• [What is needed] Write out the records below word for word, please.

··········

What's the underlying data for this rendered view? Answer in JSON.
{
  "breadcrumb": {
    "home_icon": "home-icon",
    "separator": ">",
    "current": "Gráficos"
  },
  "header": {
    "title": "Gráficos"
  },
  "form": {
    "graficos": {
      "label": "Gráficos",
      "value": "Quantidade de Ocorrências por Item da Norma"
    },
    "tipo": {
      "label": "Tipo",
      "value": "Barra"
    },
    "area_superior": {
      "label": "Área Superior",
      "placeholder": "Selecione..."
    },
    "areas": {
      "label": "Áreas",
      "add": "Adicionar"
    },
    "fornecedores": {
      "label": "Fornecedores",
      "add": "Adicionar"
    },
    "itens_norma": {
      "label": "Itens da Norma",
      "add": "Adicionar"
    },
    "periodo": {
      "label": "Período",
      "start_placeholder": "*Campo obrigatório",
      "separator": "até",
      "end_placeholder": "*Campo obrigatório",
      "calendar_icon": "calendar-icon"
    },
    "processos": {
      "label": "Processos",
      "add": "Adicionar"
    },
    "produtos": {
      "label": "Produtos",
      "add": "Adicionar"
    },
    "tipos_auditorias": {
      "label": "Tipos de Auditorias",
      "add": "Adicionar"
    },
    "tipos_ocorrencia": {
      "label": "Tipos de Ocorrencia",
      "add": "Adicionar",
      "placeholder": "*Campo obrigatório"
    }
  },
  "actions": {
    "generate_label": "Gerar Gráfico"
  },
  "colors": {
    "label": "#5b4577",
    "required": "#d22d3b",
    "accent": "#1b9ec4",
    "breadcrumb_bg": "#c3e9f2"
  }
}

··········

• [Exercise solution]
What's the underlying data for this rendered view? Answer in JSON.
{
  "breadcrumb": {
    "home_icon": "home-icon",
    "separator": ">",
    "current": "Gráficos"
  },
  "header": {
    "title": "Gráficos"
  },
  "form": {
    "graficos": {
      "label": "Gráficos",
      "value": "Quantidade de Ocorrências por Item da Norma"
    },
    "tipo": {
      "label": "Tipo",
      "value": "Barra"
    },
    "area_superior": {
      "label": "Área Superior",
      "placeholder": "Selecione..."
    },
    "areas": {
      "label": "Áreas",
      "add": "Adicionar"
    },
    "fornecedores": {
      "label": "Fornecedores",
      "add": "Adicionar"
    },
    "itens_norma": {
      "label": "Itens da Norma",
      "add": "Adicionar"
    },
    "periodo": {
      "label": "Período",
      "start_placeholder": "*Campo obrigatório",
      "separator": "até",
      "end_placeholder": "*Campo obrigatório",
      "calendar_icon": "calendar-icon"
    },
    "processos": {
      "label": "Processos",
      "add": "Adicionar"
    },
    "produtos": {
      "label": "Produtos",
      "add": "Adicionar"
    },
    "tipos_auditorias": {
      "label": "Tipos de Auditorias",
      "add": "Adicionar"
    },
    "tipos_ocorrencia": {
      "label": "Tipos de Ocorrencia",
      "add": "Adicionar",
      "placeholder": "*Campo obrigatório"
    }
  },
  "actions": {
    "generate_label": "Gerar Gráfico"
  },
  "colors": {
    "label": "#5b4577",
    "required": "#d22d3b",
    "accent": "#1b9ec4",
    "breadcrumb_bg": "#c3e9f2"
  }
}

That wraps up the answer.